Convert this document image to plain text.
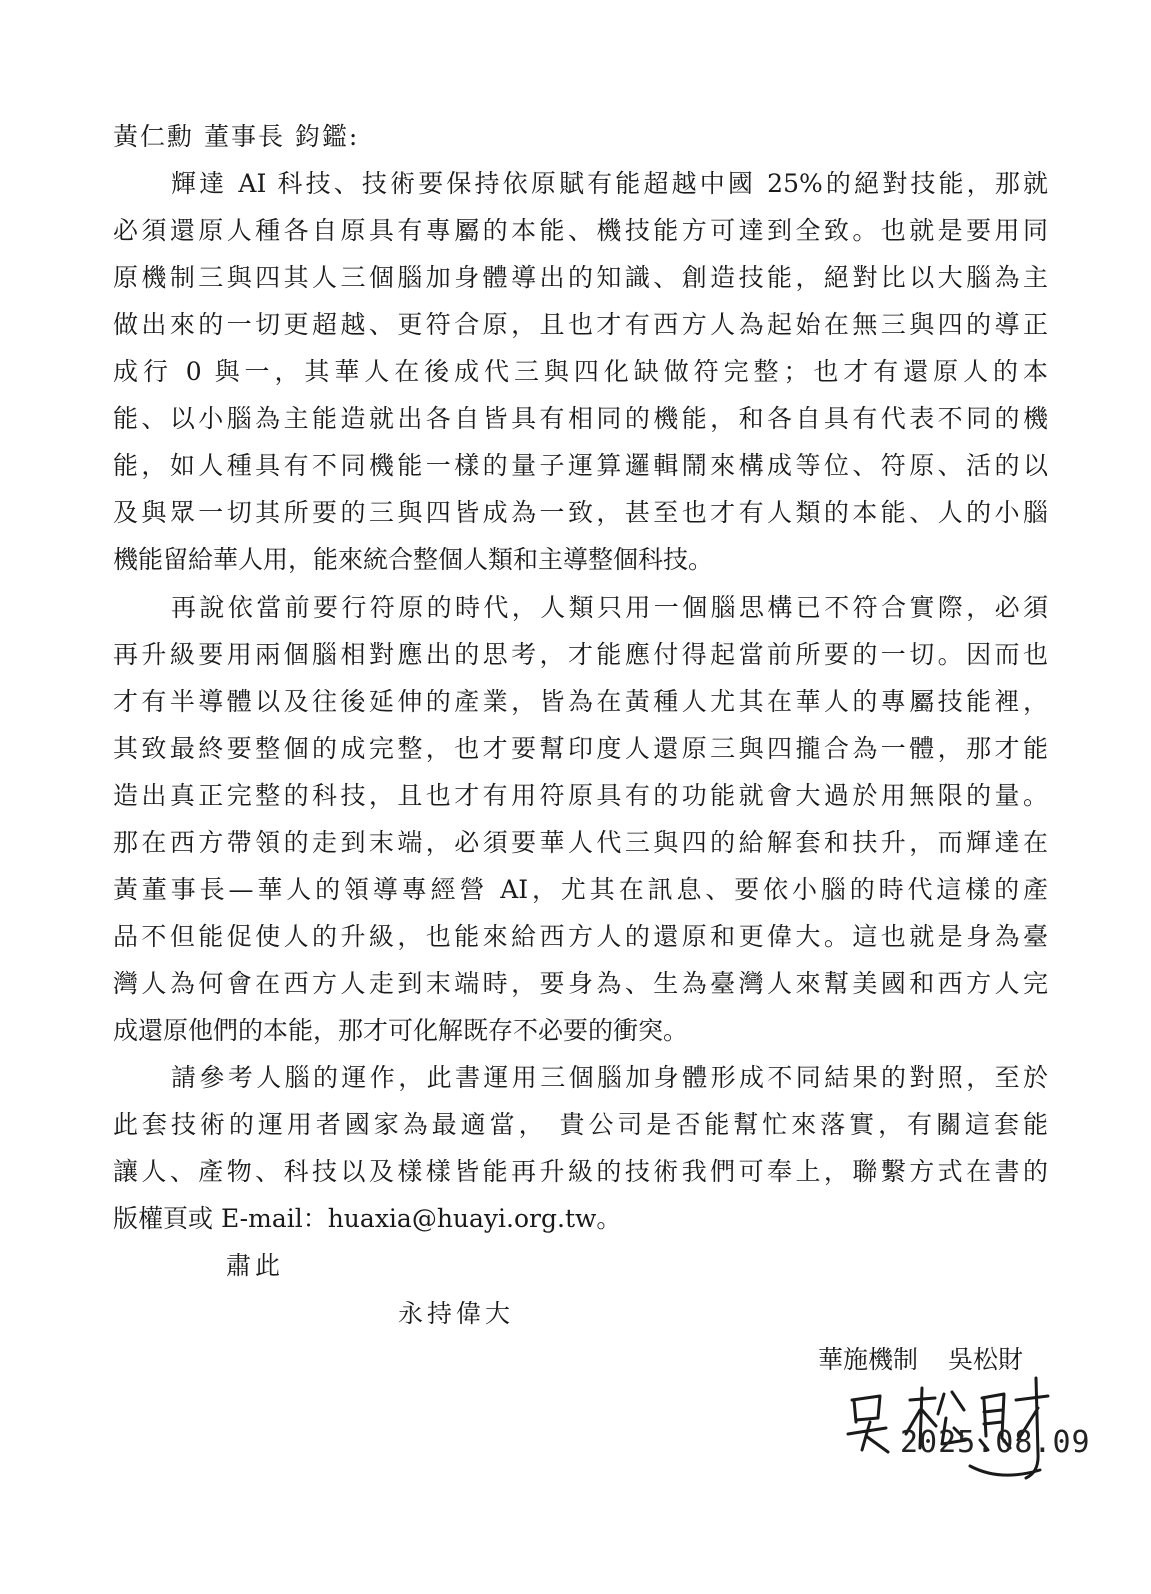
黃仁勳 董事長 鈞鑑:
輝達 AI 科技、技術要保持依原賦有能超越中國 25%的絕對技能，那就
必須還原人種各自原具有專屬的本能、機技能方可達到全致。也就是要用同
原機制三與四其人三個腦加身體導出的知識、創造技能，絕對比以大腦為主
做出來的一切更超越、更符合原，且也才有西方人為起始在無三與四的導正
成行 0 與一，其華人在後成代三與四化缺做符完整；也才有還原人的本
能、以小腦為主能造就出各自皆具有相同的機能，和各自具有代表不同的機
能，如人種具有不同機能一樣的量子運算邏輯鬧來構成等位、符原、活的以
及與眾一切其所要的三與四皆成為一致，甚至也才有人類的本能、人的小腦
機能留給華人用，能來統合整個人類和主導整個科技。
再說依當前要行符原的時代，人類只用一個腦思構已不符合實際，必須
再升級要用兩個腦相對應出的思考，才能應付得起當前所要的一切。因而也
才有半導體以及往後延伸的產業，皆為在黃種人尤其在華人的專屬技能裡，
其致最終要整個的成完整，也才要幫印度人還原三與四攏合為一體，那才能
造出真正完整的科技，且也才有用符原具有的功能就會大過於用無限的量。
那在西方帶領的走到末端，必須要華人代三與四的給解套和扶升，而輝達在
黃董事長—華人的領導專經營 AI，尤其在訊息、要依小腦的時代這樣的產
品不但能促使人的升級，也能來給西方人的還原和更偉大。這也就是身為臺
灣人為何會在西方人走到末端時，要身為、生為臺灣人來幫美國和西方人完
成還原他們的本能，那才可化解既存不必要的衝突。
請參考人腦的運作，此書運用三個腦加身體形成不同結果的對照，至於
此套技術的運用者國家為最適當， 貴公司是否能幫忙來落實，有關這套能
讓人、產物、科技以及樣樣皆能再升級的技術我們可奉上，聯繫方式在書的
版權頁或 E-mail：huaxia@huayi.org.tw。
肅此
永持偉大
華施機制 吳松財
2025.08.09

- What is expected -
Except for the pictures, copy the material above exactly.

- Response for this exercise -
Convert this document image to plain text.
黃仁勳 董事長 鈞鑑:
輝達 AI 科技、技術要保持依原賦有能超越中國 25%的絕對技能，那就
必須還原人種各自原具有專屬的本能、機技能方可達到全致。也就是要用同
原機制三與四其人三個腦加身體導出的知識、創造技能，絕對比以大腦為主
做出來的一切更超越、更符合原，且也才有西方人為起始在無三與四的導正
成行 0 與一，其華人在後成代三與四化缺做符完整；也才有還原人的本
能、以小腦為主能造就出各自皆具有相同的機能，和各自具有代表不同的機
能，如人種具有不同機能一樣的量子運算邏輯鬧來構成等位、符原、活的以
及與眾一切其所要的三與四皆成為一致，甚至也才有人類的本能、人的小腦
機能留給華人用，能來統合整個人類和主導整個科技。
再說依當前要行符原的時代，人類只用一個腦思構已不符合實際，必須
再升級要用兩個腦相對應出的思考，才能應付得起當前所要的一切。因而也
才有半導體以及往後延伸的產業，皆為在黃種人尤其在華人的專屬技能裡，
其致最終要整個的成完整，也才要幫印度人還原三與四攏合為一體，那才能
造出真正完整的科技，且也才有用符原具有的功能就會大過於用無限的量。
那在西方帶領的走到末端，必須要華人代三與四的給解套和扶升，而輝達在
黃董事長—華人的領導專經營 AI，尤其在訊息、要依小腦的時代這樣的產
品不但能促使人的升級，也能來給西方人的還原和更偉大。這也就是身為臺
灣人為何會在西方人走到末端時，要身為、生為臺灣人來幫美國和西方人完
成還原他們的本能，那才可化解既存不必要的衝突。
請參考人腦的運作，此書運用三個腦加身體形成不同結果的對照，至於
此套技術的運用者國家為最適當， 貴公司是否能幫忙來落實，有關這套能
讓人、產物、科技以及樣樣皆能再升級的技術我們可奉上，聯繫方式在書的
版權頁或 E-mail：huaxia@huayi.org.tw。
肅此
永持偉大
華施機制 吳松財
2025.08.09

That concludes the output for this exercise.